Problem statement. Give the records back in full, exactly as they read.

Material provided.
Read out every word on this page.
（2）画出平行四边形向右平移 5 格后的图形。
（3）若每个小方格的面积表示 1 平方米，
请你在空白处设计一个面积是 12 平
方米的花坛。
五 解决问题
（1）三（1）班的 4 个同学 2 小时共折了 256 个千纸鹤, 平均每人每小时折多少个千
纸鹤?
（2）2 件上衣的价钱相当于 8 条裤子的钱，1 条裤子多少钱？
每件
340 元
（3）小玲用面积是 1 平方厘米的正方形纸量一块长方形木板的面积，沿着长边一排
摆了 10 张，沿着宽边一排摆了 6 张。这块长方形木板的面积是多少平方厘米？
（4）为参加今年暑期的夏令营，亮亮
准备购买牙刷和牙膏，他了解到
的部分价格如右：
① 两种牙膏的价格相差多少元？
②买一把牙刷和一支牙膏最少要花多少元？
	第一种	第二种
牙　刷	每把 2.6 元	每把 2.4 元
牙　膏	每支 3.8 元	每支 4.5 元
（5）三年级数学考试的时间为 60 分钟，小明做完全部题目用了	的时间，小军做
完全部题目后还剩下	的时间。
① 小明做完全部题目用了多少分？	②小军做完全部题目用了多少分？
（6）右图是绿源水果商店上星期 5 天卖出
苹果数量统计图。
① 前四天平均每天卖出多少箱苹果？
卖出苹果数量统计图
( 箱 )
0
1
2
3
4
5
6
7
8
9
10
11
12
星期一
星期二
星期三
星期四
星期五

Output.
Read out every word on this page.
（2）画出平行四边形向右平移 5 格后的图形。
（3）若每个小方格的面积表示 1 平方米，
请你在空白处设计一个面积是 12 平
方米的花坛。
五 解决问题
（1）三（1）班的 4 个同学 2 小时共折了 256 个千纸鹤, 平均每人每小时折多少个千
纸鹤?
（2）2 件上衣的价钱相当于 8 条裤子的钱，1 条裤子多少钱？
每件
340 元
（3）小玲用面积是 1 平方厘米的正方形纸量一块长方形木板的面积，沿着长边一排
摆了 10 张，沿着宽边一排摆了 6 张。这块长方形木板的面积是多少平方厘米？
（4）为参加今年暑期的夏令营，亮亮
准备购买牙刷和牙膏，他了解到
的部分价格如右：
① 两种牙膏的价格相差多少元？
②买一把牙刷和一支牙膏最少要花多少元？
	第一种	第二种
牙　刷	每把 2.6 元	每把 2.4 元
牙　膏	每支 3.8 元	每支 4.5 元
（5）三年级数学考试的时间为 60 分钟，小明做完全部题目用了	的时间，小军做
完全部题目后还剩下	的时间。
① 小明做完全部题目用了多少分？	②小军做完全部题目用了多少分？
（6）右图是绿源水果商店上星期 5 天卖出
苹果数量统计图。
① 前四天平均每天卖出多少箱苹果？
卖出苹果数量统计图
( 箱 )
0
1
2
3
4
5
6
7
8
9
10
11
12
星期一
星期二
星期三
星期四
星期五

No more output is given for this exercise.